### WORK TO DO
The data below must be copied in full and without any change.

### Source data
= = = =

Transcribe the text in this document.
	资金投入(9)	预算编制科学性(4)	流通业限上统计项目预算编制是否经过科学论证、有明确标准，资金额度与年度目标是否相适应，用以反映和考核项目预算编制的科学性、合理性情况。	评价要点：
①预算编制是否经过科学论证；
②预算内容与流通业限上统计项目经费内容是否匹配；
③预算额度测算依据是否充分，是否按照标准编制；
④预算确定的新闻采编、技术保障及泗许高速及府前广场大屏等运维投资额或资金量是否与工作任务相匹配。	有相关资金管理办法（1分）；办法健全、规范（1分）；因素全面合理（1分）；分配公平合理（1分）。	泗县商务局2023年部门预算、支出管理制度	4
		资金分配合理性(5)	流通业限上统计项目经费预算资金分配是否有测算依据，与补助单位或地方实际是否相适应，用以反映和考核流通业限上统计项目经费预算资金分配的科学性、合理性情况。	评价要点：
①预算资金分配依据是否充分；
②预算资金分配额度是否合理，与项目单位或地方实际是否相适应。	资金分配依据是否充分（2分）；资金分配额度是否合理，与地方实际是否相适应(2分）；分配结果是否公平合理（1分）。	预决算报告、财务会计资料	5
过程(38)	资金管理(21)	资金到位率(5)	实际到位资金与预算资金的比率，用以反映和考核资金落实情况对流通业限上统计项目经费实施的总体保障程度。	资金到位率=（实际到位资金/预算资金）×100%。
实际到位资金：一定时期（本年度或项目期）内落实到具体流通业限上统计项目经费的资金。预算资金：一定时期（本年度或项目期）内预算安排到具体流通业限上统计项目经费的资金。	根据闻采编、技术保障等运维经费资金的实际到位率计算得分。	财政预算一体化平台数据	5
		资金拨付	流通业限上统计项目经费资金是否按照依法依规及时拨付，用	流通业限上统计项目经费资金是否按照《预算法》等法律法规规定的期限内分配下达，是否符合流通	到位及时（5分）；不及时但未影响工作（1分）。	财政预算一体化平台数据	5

= = = =

### WRITTEN RESPONSE
Transcribe the text in this document.
	资金投入(9)	预算编制科学性(4)	流通业限上统计项目预算编制是否经过科学论证、有明确标准，资金额度与年度目标是否相适应，用以反映和考核项目预算编制的科学性、合理性情况。	评价要点：
①预算编制是否经过科学论证；
②预算内容与流通业限上统计项目经费内容是否匹配；
③预算额度测算依据是否充分，是否按照标准编制；
④预算确定的新闻采编、技术保障及泗许高速及府前广场大屏等运维投资额或资金量是否与工作任务相匹配。	有相关资金管理办法（1分）；办法健全、规范（1分）；因素全面合理（1分）；分配公平合理（1分）。	泗县商务局2023年部门预算、支出管理制度	4
		资金分配合理性(5)	流通业限上统计项目经费预算资金分配是否有测算依据，与补助单位或地方实际是否相适应，用以反映和考核流通业限上统计项目经费预算资金分配的科学性、合理性情况。	评价要点：
①预算资金分配依据是否充分；
②预算资金分配额度是否合理，与项目单位或地方实际是否相适应。	资金分配依据是否充分（2分）；资金分配额度是否合理，与地方实际是否相适应(2分）；分配结果是否公平合理（1分）。	预决算报告、财务会计资料	5
过程(38)	资金管理(21)	资金到位率(5)	实际到位资金与预算资金的比率，用以反映和考核资金落实情况对流通业限上统计项目经费实施的总体保障程度。	资金到位率=（实际到位资金/预算资金）×100%。
实际到位资金：一定时期（本年度或项目期）内落实到具体流通业限上统计项目经费的资金。预算资金：一定时期（本年度或项目期）内预算安排到具体流通业限上统计项目经费的资金。	根据闻采编、技术保障等运维经费资金的实际到位率计算得分。	财政预算一体化平台数据	5
		资金拨付	流通业限上统计项目经费资金是否按照依法依规及时拨付，用	流通业限上统计项目经费资金是否按照《预算法》等法律法规规定的期限内分配下达，是否符合流通	到位及时（5分）；不及时但未影响工作（1分）。	财政预算一体化平台数据	5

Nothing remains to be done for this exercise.